Rows from a dataset
==================================================

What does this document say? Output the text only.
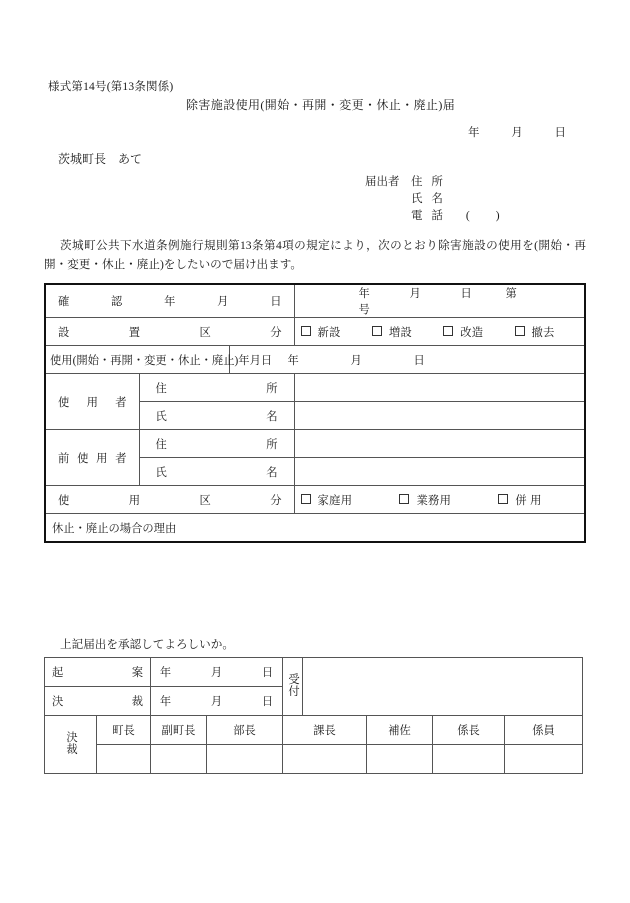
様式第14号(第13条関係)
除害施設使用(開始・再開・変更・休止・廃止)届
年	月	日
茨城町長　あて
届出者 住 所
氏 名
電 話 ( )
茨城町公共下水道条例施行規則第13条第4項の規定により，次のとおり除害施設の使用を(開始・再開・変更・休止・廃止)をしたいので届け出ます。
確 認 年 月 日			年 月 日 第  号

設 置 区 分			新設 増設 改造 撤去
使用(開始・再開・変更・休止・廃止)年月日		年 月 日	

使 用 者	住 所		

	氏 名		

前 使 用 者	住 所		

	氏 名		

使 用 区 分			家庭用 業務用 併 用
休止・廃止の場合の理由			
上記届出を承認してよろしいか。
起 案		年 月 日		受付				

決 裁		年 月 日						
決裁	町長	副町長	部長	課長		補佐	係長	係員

==================================================

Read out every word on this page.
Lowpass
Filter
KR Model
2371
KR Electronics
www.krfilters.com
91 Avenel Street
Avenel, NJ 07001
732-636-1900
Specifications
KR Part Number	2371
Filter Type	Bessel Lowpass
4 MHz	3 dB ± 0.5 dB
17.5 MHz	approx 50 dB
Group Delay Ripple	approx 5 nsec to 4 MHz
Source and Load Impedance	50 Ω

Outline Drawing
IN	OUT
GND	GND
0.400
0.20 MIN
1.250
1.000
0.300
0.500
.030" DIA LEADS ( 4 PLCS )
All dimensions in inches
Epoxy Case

==================================================

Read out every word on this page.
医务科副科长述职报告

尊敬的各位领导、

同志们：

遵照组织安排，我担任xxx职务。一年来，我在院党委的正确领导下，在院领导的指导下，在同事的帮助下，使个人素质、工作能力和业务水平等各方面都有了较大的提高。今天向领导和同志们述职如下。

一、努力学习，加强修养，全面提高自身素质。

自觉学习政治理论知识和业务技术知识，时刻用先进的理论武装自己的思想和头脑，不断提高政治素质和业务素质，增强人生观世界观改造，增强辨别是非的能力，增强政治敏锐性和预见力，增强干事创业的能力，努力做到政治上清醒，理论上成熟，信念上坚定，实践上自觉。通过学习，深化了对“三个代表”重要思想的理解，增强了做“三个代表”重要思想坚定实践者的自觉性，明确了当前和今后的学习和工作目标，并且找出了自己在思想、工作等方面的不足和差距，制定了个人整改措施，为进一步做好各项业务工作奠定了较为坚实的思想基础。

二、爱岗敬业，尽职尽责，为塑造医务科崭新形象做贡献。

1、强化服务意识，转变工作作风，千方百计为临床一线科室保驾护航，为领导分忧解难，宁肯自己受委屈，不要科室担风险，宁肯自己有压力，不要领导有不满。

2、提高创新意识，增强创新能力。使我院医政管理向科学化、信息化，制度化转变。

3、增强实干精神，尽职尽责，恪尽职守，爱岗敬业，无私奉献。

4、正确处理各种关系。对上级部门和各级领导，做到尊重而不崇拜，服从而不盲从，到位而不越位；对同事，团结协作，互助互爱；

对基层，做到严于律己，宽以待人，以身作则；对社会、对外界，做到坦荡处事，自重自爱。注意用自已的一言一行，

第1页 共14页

==================================================

• DO THIS:
In the records above, find each line that holds the word "Lowpass"; copy all such lines.

• SOLUTION BELOW:
Lowpass
Filter Type	Bessel Lowpass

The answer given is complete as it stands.